**YOUR INSTRUCTIONS:** Using the listing below, copy every line that mentions "排除D项".

Collected data:
-=-=-
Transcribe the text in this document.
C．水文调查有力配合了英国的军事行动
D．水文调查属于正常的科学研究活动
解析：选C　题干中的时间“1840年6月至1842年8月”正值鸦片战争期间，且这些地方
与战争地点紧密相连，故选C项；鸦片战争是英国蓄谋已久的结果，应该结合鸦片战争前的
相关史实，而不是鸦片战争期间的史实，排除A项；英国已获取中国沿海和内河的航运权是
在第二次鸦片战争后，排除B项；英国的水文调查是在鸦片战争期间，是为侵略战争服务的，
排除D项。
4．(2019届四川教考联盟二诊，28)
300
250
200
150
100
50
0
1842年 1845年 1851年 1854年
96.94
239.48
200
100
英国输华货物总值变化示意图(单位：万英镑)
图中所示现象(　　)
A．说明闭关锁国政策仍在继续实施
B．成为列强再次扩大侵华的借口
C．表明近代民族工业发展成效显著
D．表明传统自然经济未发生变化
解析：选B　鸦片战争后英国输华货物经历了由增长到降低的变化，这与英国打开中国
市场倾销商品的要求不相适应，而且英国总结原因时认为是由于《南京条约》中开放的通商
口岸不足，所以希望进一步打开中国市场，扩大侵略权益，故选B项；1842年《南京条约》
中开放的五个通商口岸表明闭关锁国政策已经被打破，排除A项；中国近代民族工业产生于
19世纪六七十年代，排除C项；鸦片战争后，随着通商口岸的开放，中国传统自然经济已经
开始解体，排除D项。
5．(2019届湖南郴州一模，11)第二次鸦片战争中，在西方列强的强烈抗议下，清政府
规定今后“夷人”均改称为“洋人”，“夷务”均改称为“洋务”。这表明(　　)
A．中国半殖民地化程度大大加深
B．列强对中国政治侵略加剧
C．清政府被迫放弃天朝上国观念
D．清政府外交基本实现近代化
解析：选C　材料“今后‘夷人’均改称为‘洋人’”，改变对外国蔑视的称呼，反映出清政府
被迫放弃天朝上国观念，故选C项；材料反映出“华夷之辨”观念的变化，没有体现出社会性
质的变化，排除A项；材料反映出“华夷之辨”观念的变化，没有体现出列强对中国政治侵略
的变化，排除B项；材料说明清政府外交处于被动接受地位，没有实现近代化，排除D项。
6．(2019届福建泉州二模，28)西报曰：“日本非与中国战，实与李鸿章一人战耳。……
-=-=-
**RESULT FOR THIS TASK:**
排除D项。
开始解体，排除D项。
的变化，排除B项；材料说明清政府外交处于被动接受地位，没有实现近代化，排除D项。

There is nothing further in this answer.